= The records =
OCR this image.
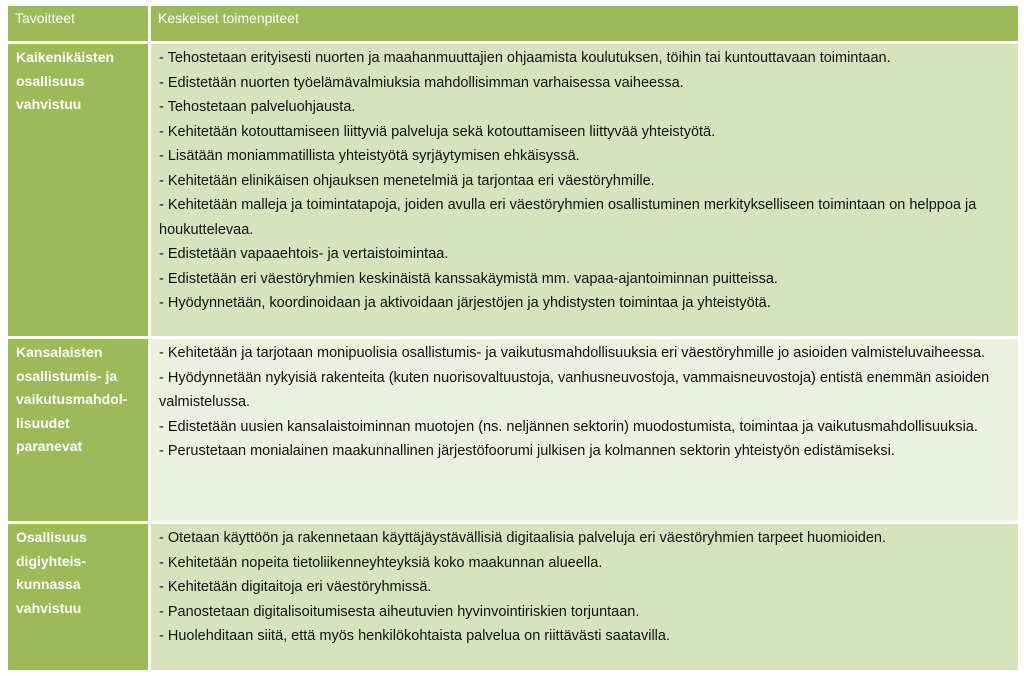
Tavoitteet	Keskeiset toimenpiteet
Kaikenikäisten
osallisuus
vahvistuu
- Tehostetaan erityisesti nuorten ja maahanmuuttajien ohjaamista koulutuksen, töihin tai kuntouttavaan toimintaan.
- Edistetään nuorten työelämävalmiuksia mahdollisimman varhaisessa vaiheessa.
- Tehostetaan palveluohjausta.
- Kehitetään kotouttamiseen liittyviä palveluja sekä kotouttamiseen liittyvää yhteistyötä.
- Lisätään moniammatillista yhteistyötä syrjäytymisen ehkäisyssä.
- Kehitetään elinikäisen ohjauksen menetelmiä ja tarjontaa eri väestöryhmille.
- Kehitetään malleja ja toimintatapoja, joiden avulla eri väestöryhmien osallistuminen merkitykselliseen toimintaan on helppoa ja houkuttelevaa.
- Edistetään vapaaehtois- ja vertaistoimintaa.
- Edistetään eri väestöryhmien keskinäistä kanssakäymistä mm. vapaa-ajantoiminnan puitteissa.
- Hyödynnetään, koordinoidaan ja aktivoidaan järjestöjen ja yhdistysten toimintaa ja yhteistyötä.
Kansalaisten
osallistumis- ja
vaikutusmahdol-
lisuudet
paranevat
- Kehitetään ja tarjotaan monipuolisia osallistumis- ja vaikutusmahdollisuuksia eri väestöryhmille jo asioiden valmisteluvaiheessa.
- Hyödynnetään nykyisiä rakenteita (kuten nuorisovaltuustoja, vanhusneuvostoja, vammaisneuvostoja) entistä enemmän asioiden valmistelussa.
- Edistetään uusien kansalaistoiminnan muotojen (ns. neljännen sektorin) muodostumista, toimintaa ja vaikutusmahdollisuuksia.
- Perustetaan monialainen maakunnallinen järjestöfoorumi julkisen ja kolmannen sektorin yhteistyön edistämiseksi.
Osallisuus
digiyhteis-
kunnassa
vahvistuu
- Otetaan käyttöön ja rakennetaan käyttäjäystävällisiä digitaalisia palveluja eri väestöryhmien tarpeet huomioiden.
- Kehitetään nopeita tietoliikenneyhteyksiä koko maakunnan alueella.
- Kehitetään digitaitoja eri väestöryhmissä.
- Panostetaan digitalisoitumisesta aiheutuvien hyvinvointiriskien torjuntaan.
- Huolehditaan siitä, että myös henkilökohtaista palvelua on riittävästi saatavilla.
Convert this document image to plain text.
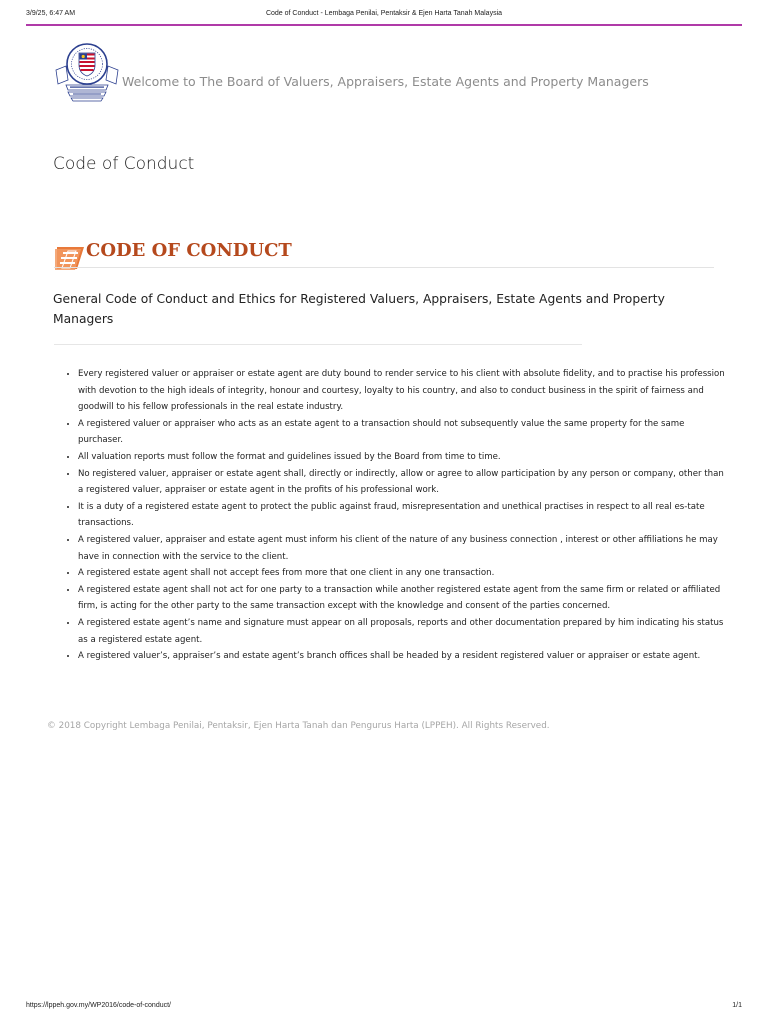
3/9/25, 6:47 AM	Code of Conduct - Lembaga Penilai, Pentaksir & Ejen Harta Tanah Malaysia
Welcome to The Board of Valuers, Appraisers, Estate Agents and Property Managers
Code of Conduct
CODE OF CONDUCT
General Code of Conduct and Ethics for Registered Valuers, Appraisers, Estate Agents and Property Managers
• Every registered valuer or appraiser or estate agent are duty bound to render service to his client with absolute fidelity, and to practise his profession with devotion to the high ideals of integrity, honour and courtesy, loyalty to his country, and also to conduct business in the spirit of fairness and goodwill to his fellow professionals in the real estate industry.
• A registered valuer or appraiser who acts as an estate agent to a transaction should not subsequently value the same property for the same purchaser.
• All valuation reports must follow the format and guidelines issued by the Board from time to time.
• No registered valuer, appraiser or estate agent shall, directly or indirectly, allow or agree to allow participation by any person or company, other than a registered valuer, appraiser or estate agent in the profits of his professional work.
• It is a duty of a registered estate agent to protect the public against fraud, misrepresentation and unethical practises in respect to all real es-tate transactions.
• A registered valuer, appraiser and estate agent must inform his client of the nature of any business connection , interest or other affiliations he may have in connection with the service to the client.
• A registered estate agent shall not accept fees from more that one client in any one transaction.
• A registered estate agent shall not act for one party to a transaction while another registered estate agent from the same firm or related or affiliated firm, is acting for the other party to the same transaction except with the knowledge and consent of the parties concerned.
• A registered estate agent’s name and signature must appear on all proposals, reports and other documentation prepared by him indicating his status as a registered estate agent.
• A registered valuer’s, appraiser’s and estate agent’s branch offices shall be headed by a resident registered valuer or appraiser or estate agent.
© 2018 Copyright Lembaga Penilai, Pentaksir, Ejen Harta Tanah dan Pengurus Harta (LPPEH). All Rights Reserved.
https://lppeh.gov.my/WP2016/code-of-conduct/	1/1
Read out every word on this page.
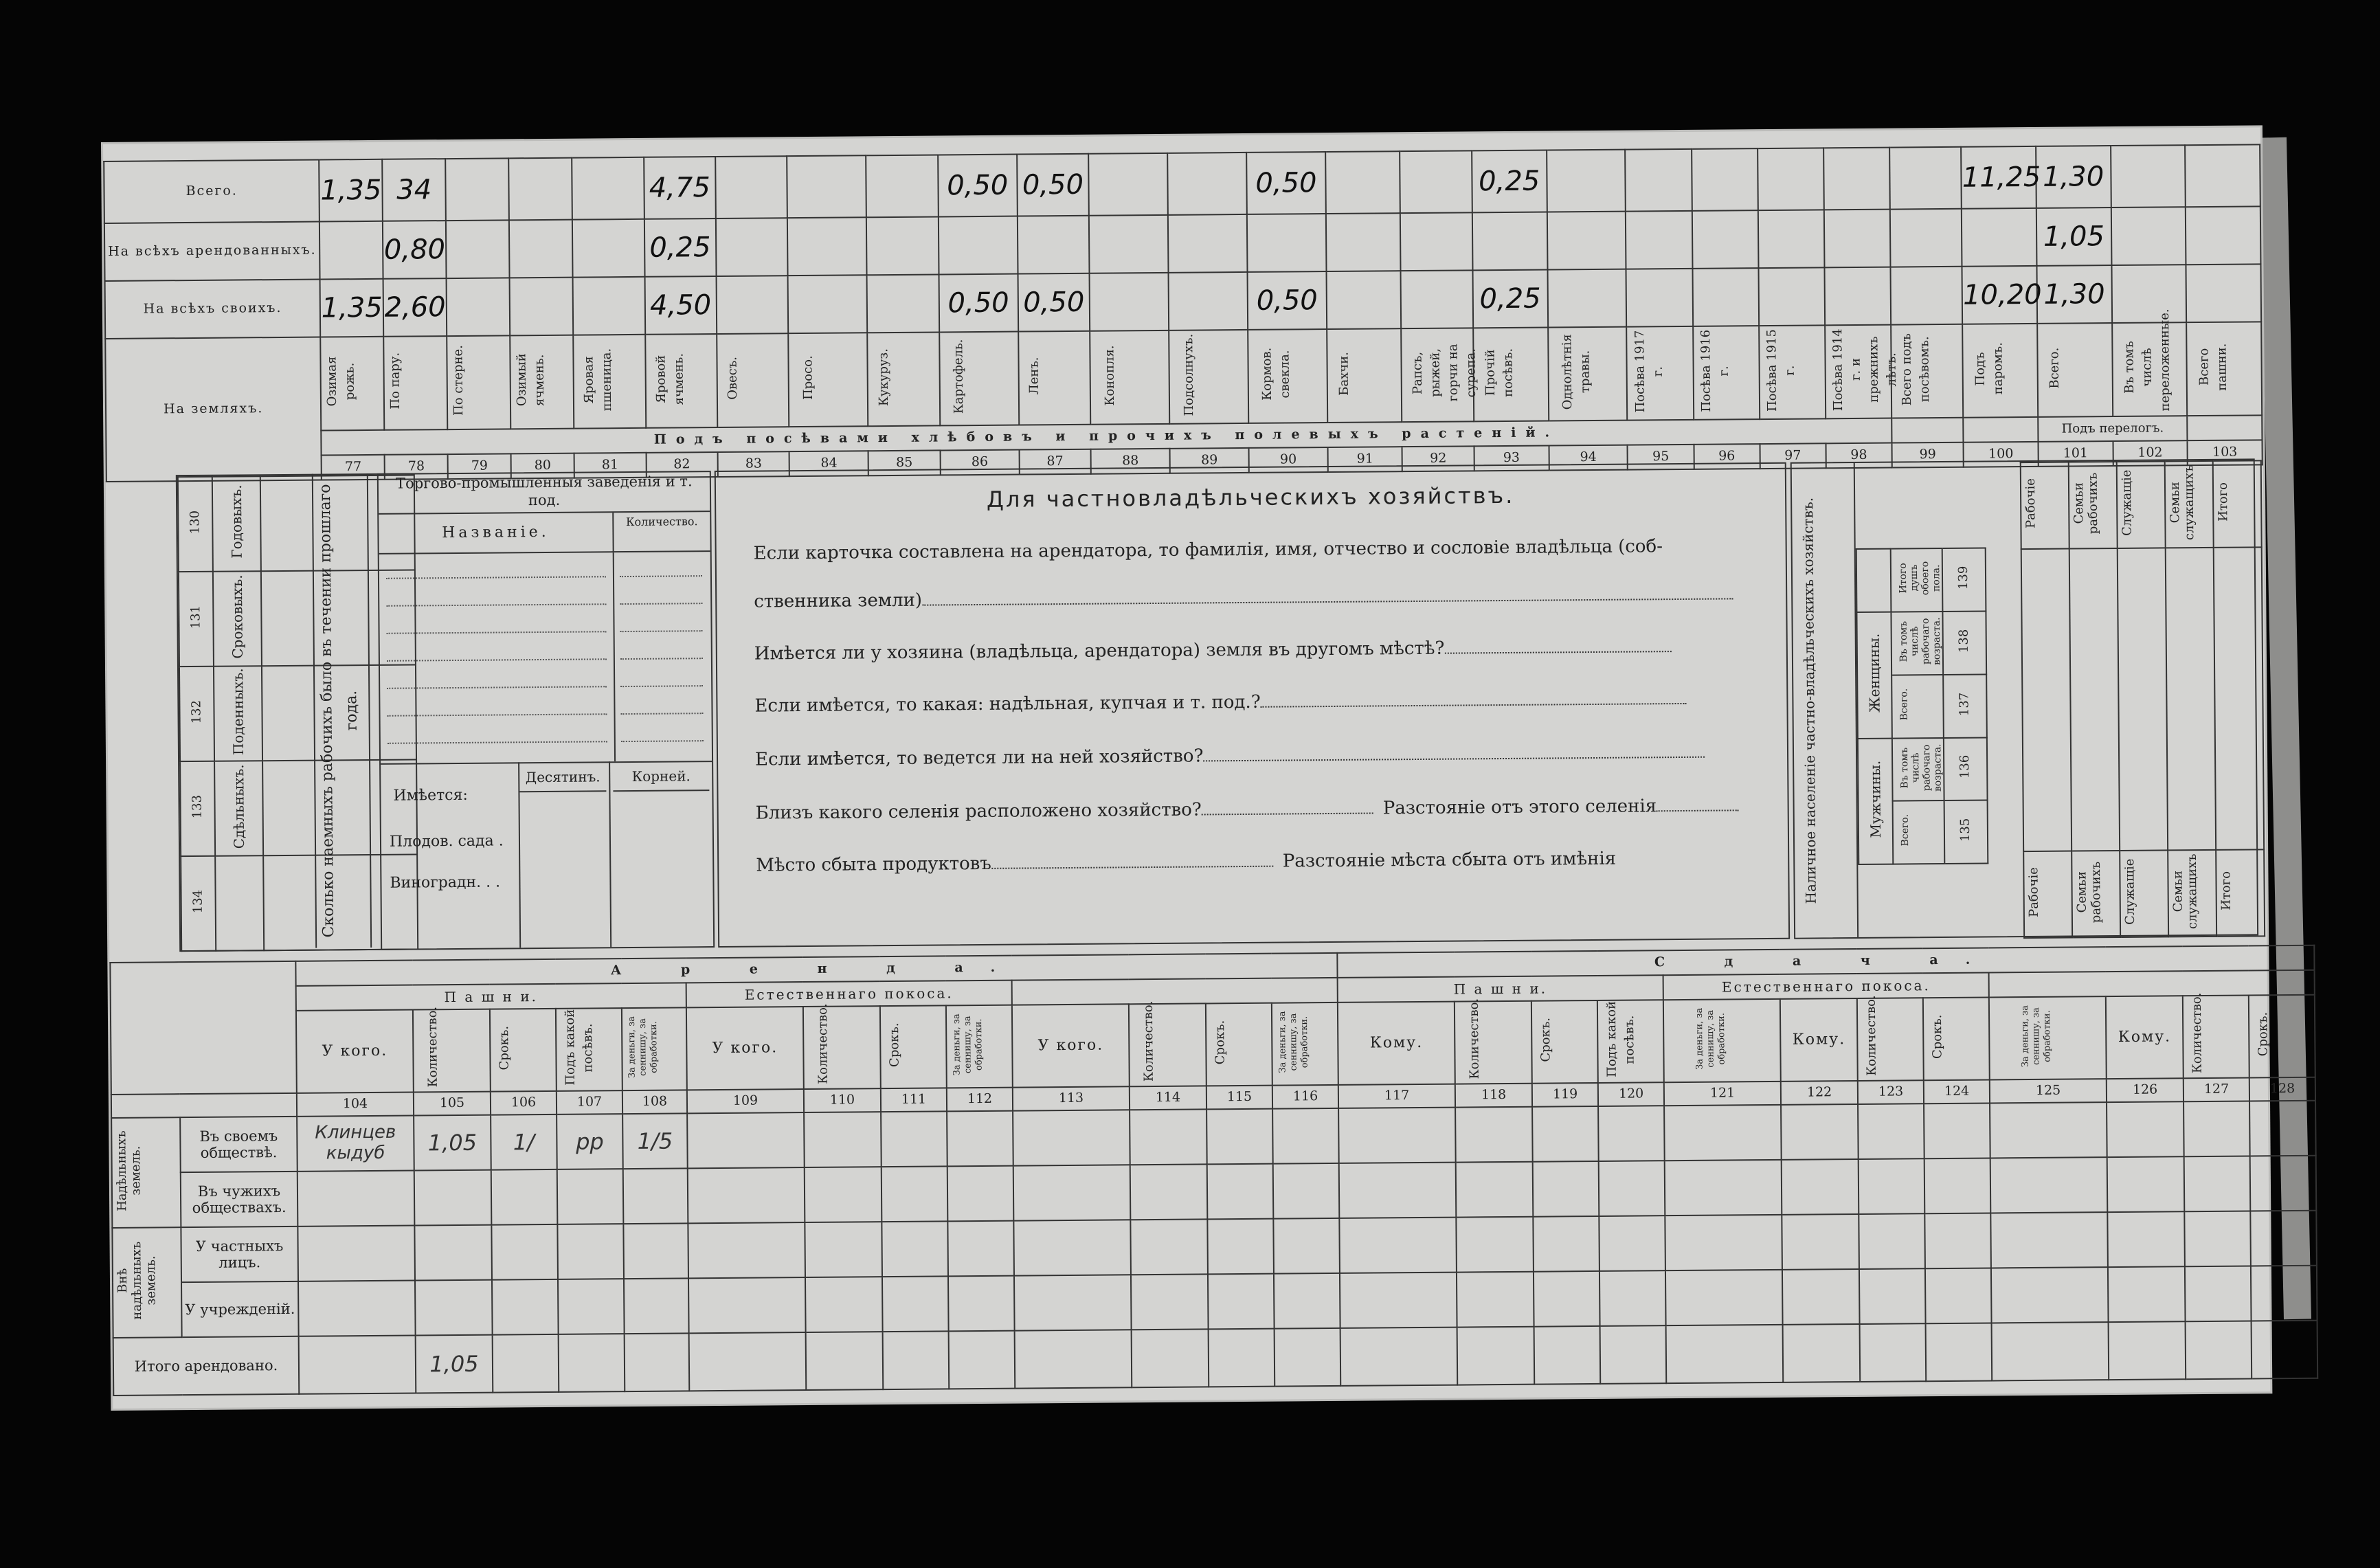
Всего.	1,35	34				4,75				0,50	0,50			0,50			0,25							11,25	1,30		
На всѣхъ арендованныхъ.		0,80				0,25																			1,05		
На всѣхъ своихъ.	1,35	2,60				4,50				0,50	0,50			0,50			0,25							10,20	1,30		
На земляхъ.	Озимая рожь.	По пару.	По стерне.	Озимый ячмень.	Яровая пшеница.	Яровой ячмень.	Овесъ.	Просо.	Кукуруз.	Картофель.	Ленъ.	Конопля.	Подсолнухъ.	Кормов. свекла.	Бахчи.	Рапсъ, рыжей, горчи на сурепа.	Прочій посѣвъ.	Однолѣтнія травы.	Посѣва 1917 г.	Посѣва 1916 г.	Посѣва 1915 г.	Посѣва 1914 г. и прежнихъ лѣтъ.	Всего подъ посѣвомъ.	Подъ паромъ.	Всего.	Въ томъ числѣ переложенные.	Всего пашни.
	Подъ посѣвами хлѣбовъ и прочихъ полевыхъ растеній.																								Подъ перелогъ.		
	77	78	79	80	81	82	83	84	85	86	87	88	89	90	91	92	93	94	95	96	97	98	99	100	101	102	103
130	Годовыхъ.	
131	Сроковыхъ.	
132	Поденныхъ.	
133	Сдѣльныхъ.	
134			Сколько наемныхъ рабочихъ было въ течении прошлаго года.
Торгово-промышленныя заведенія и т. под.
Названіе.
Количество.
Имѣется:
Десятинъ.	Корней.
Плодов. сада .
Виноградн. . .
Для частновладѣльческихъ хозяйствъ.
Если карточка составлена на арендатора, то фамилія, имя, отчество и сословіе владѣльца (соб-
ственника земли)
Имѣется ли у хозяина (владѣльца, арендатора) земля въ другомъ мѣстѣ?
Если имѣется, то какая: надѣльная, купчая и т. под.?
Если имѣется, то ведется ли на ней хозяйство?
Близъ какого селенія расположено хозяйство?	Разстояніе отъ этого селенія
Мѣсто сбыта продуктовъ	Разстояніе мѣста сбыта отъ имѣнія	Наличное населеніе частно-владѣльческихъ хозяйствъ.
		Итого душъ обоего пола.	139
Женщины.	Въ томъ числѣ рабочаго возраста.	138
	Всего.	137
Мужчины.	Въ томъ числѣ рабочаго возраста.	136
	Всего.	135
Рабочіе	Семьи рабочихъ	Служащіе	Семьи служащихъ	Итого

Рабочіе	Семьи рабочихъ	Служащіе	Семьи служащихъ	Итого
		А р е н д а.													С д а ч а.											
		П а ш н и.					Естественнаго покоса.								П а ш н и.				Естественнаго покоса.							
		У кого.	Количество.	Срокъ.	Подъ какой посѣвъ.	За деньги, за сеннишу, за обработки.	У кого.	Количество.	Срокъ.	За деньги, за сеннишу, за обработки.	У кого.	Количество.	Срокъ.	За деньги, за сеннишу, за обработки.	Кому.	Количество.	Срокъ.	Подъ какой посѣвъ.	За деньги, за сеннишу, за обработки.	Кому.	Количество.	Срокъ.	За деньги, за сеннишу, за обработки.	Кому.	Количество.	Срокъ.
		104	105	106	107	108	109	110	111	112	113	114	115	116	117	118	119	120	121	122	123	124	125	126	127	128
Надѣльныхъ земель.	Въ своемъ обществѣ.	Клинцев кыдуб	1,05	1/	рр	1/5																				
	Въ чужихъ обществахъ.																									
Внѣ надѣльныхъ земель.	У частныхъ лицъ.																									
	У учрежденій.																									
Итого арендовано.			1,05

= Stated task =
What is the number of lines in the data that hold the string "Tehostetaan"? Answer with the number only.

= Written response =
2